Goal of the exercise: Can you change every "Patent image size" in the data below to "Figure dimensions", keeping everything else the same and leaving the pictures out of your answer?

··········

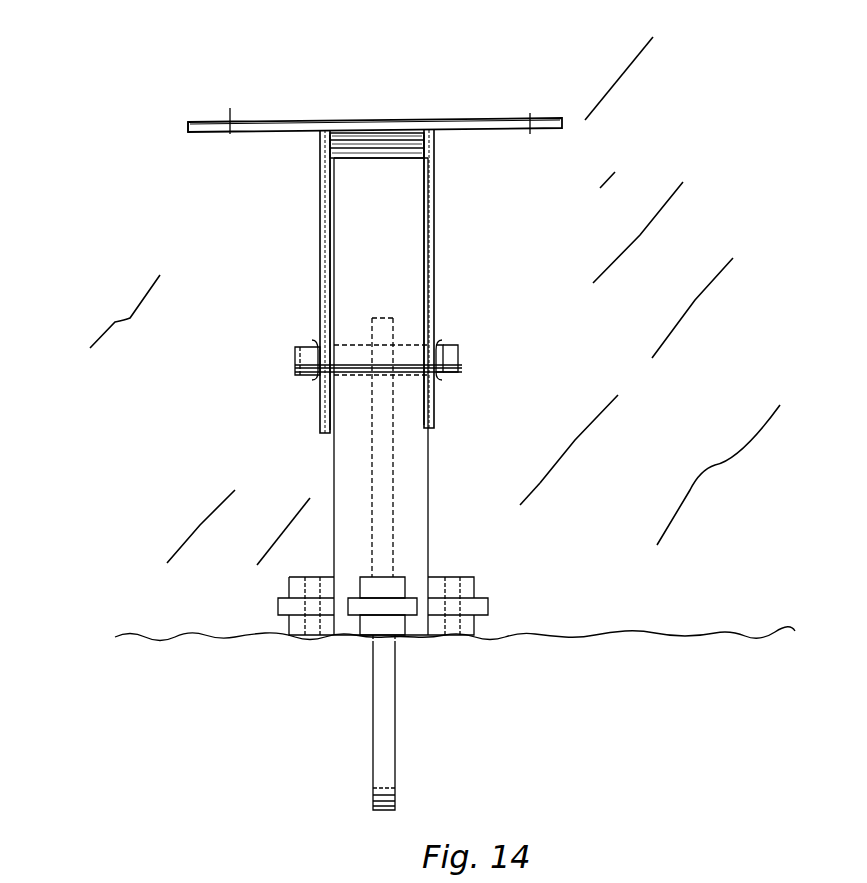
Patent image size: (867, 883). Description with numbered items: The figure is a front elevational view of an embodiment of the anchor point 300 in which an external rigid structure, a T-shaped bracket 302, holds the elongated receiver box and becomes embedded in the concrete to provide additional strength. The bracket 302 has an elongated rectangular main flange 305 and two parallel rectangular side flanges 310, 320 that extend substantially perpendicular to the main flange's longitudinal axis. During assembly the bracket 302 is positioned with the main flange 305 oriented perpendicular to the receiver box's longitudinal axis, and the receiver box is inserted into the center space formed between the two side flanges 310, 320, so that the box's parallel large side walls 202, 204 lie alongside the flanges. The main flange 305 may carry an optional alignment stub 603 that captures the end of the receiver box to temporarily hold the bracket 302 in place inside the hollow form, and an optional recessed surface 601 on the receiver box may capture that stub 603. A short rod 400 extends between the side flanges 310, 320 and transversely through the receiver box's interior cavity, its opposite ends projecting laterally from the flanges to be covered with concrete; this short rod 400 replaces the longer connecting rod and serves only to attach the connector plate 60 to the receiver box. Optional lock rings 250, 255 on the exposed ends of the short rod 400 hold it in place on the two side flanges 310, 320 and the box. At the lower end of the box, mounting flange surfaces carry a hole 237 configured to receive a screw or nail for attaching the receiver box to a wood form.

The anchor point 300 is at (162, 179).
The T-shaped bracket 302 is at (567, 132).
The main flange 305 is at (190, 131).
The side flange 310 is at (318, 250).
The side flange 320 is at (436, 267).
The large side wall 202 is at (330, 204).
The large side wall 204 is at (425, 200).
The recessed surface 601 is at (405, 137).
The alignment stub 603 is at (355, 133).
The short rod 400 is at (455, 345).
The lock ring 250 is at (320, 383).
The lock ring 255 is at (440, 378).
The hole 237 is at (395, 577).
The connector plate 60 is at (382, 687).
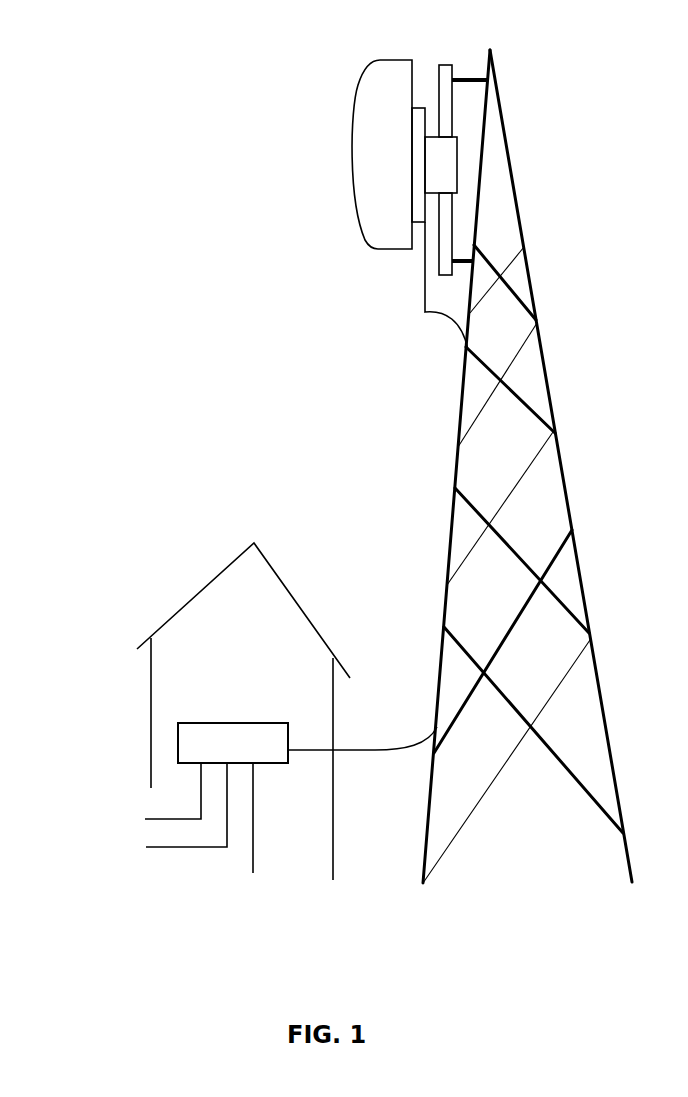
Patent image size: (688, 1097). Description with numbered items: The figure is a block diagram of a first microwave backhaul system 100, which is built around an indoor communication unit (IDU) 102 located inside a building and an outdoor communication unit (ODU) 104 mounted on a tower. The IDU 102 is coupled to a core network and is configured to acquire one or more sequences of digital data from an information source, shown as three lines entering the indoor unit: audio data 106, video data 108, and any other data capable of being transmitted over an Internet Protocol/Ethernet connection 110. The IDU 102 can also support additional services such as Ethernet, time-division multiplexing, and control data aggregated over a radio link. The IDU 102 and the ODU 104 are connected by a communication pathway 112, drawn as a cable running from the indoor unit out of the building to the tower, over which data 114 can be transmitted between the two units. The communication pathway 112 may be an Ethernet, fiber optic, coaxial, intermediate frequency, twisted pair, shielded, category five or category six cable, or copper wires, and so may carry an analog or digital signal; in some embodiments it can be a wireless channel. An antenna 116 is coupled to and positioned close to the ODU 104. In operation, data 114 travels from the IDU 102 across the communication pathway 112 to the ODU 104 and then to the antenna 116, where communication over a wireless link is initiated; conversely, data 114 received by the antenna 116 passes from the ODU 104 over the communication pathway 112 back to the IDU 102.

The microwave backhaul system 100 is at (125, 136).
The indoor communication unit (IDU) 102 is at (196, 723).
The outdoor communication unit (ODU) 104 is at (422, 72).
The audio data 106 is at (173, 791).
The video data 108 is at (186, 805).
The Internet Protocol (IP)/Ethernet connection 110 is at (253, 851).
The communication pathway 112 is at (382, 755).
The data 114 is at (384, 732).
The antenna 116 is at (346, 97).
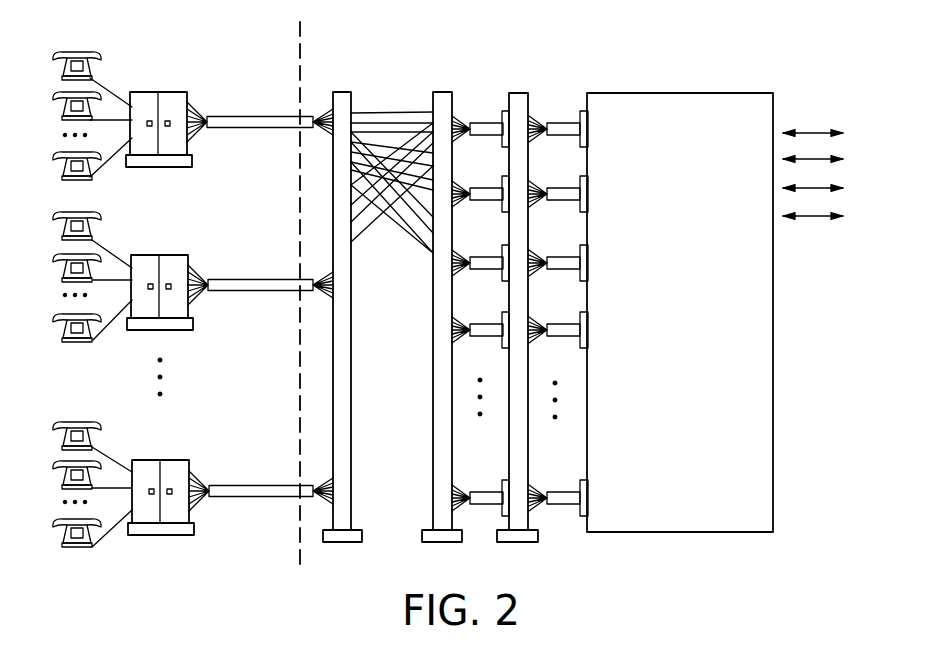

··········

The result:
Figure dimensions: (867, 883). Description with numbered items: The figure is a front elevational view of an embodiment of the anchor point 300 in which an external rigid structure, a T-shaped bracket 302, holds the elongated receiver box and becomes embedded in the concrete to provide additional strength. The bracket 302 has an elongated rectangular main flange 305 and two parallel rectangular side flanges 310, 320 that extend substantially perpendicular to the main flange's longitudinal axis. During assembly the bracket 302 is positioned with the main flange 305 oriented perpendicular to the receiver box's longitudinal axis, and the receiver box is inserted into the center space formed between the two side flanges 310, 320, so that the box's parallel large side walls 202, 204 lie alongside the flanges. The main flange 305 may carry an optional alignment stub 603 that captures the end of the receiver box to temporarily hold the bracket 302 in place inside the hollow form, and an optional recessed surface 601 on the receiver box may capture that stub 603. A short rod 400 extends between the side flanges 310, 320 and transversely through the receiver box's interior cavity, its opposite ends projecting laterally from the flanges to be covered with concrete; this short rod 400 replaces the longer connecting rod and serves only to attach the connector plate 60 to the receiver box. Optional lock rings 250, 255 on the exposed ends of the short rod 400 hold it in place on the two side flanges 310, 320 and the box. At the lower end of the box, mounting flange surfaces carry a hole 237 configured to receive a screw or nail for attaching the receiver box to a wood form.

The anchor point 300 is at (162, 179).
The T-shaped bracket 302 is at (567, 132).
The main flange 305 is at (190, 131).
The side flange 310 is at (318, 250).
The side flange 320 is at (436, 267).
The large side wall 202 is at (330, 204).
The large side wall 204 is at (425, 200).
The recessed surface 601 is at (405, 137).
The alignment stub 603 is at (355, 133).
The short rod 400 is at (455, 345).
The lock ring 250 is at (320, 383).
The lock ring 255 is at (440, 378).
The hole 237 is at (395, 577).
The connector plate 60 is at (382, 687).
Figure dimensions: (688, 1097). Description with numbered items: The figure is a block diagram of a first microwave backhaul system 100, which is built around an indoor communication unit (IDU) 102 located inside a building and an outdoor communication unit (ODU) 104 mounted on a tower. The IDU 102 is coupled to a core network and is configured to acquire one or more sequences of digital data from an information source, shown as three lines entering the indoor unit: audio data 106, video data 108, and any other data capable of being transmitted over an Internet Protocol/Ethernet connection 110. The IDU 102 can also support additional services such as Ethernet, time-division multiplexing, and control data aggregated over a radio link. The IDU 102 and the ODU 104 are connected by a communication pathway 112, drawn as a cable running from the indoor unit out of the building to the tower, over which data 114 can be transmitted between the two units. The communication pathway 112 may be an Ethernet, fiber optic, coaxial, intermediate frequency, twisted pair, shielded, category five or category six cable, or copper wires, and so may carry an analog or digital signal; in some embodiments it can be a wireless channel. An antenna 116 is coupled to and positioned close to the ODU 104. In operation, data 114 travels from the IDU 102 across the communication pathway 112 to the ODU 104 and then to the antenna 116, where communication over a wireless link is initiated; conversely, data 114 received by the antenna 116 passes from the ODU 104 over the communication pathway 112 back to the IDU 102.

The microwave backhaul system 100 is at (125, 136).
The indoor communication unit (IDU) 102 is at (196, 723).
The outdoor communication unit (ODU) 104 is at (422, 72).
The audio data 106 is at (173, 791).
The video data 108 is at (186, 805).
The Internet Protocol (IP)/Ethernet connection 110 is at (253, 851).
The communication pathway 112 is at (382, 755).
The data 114 is at (384, 732).
The antenna 116 is at (346, 97).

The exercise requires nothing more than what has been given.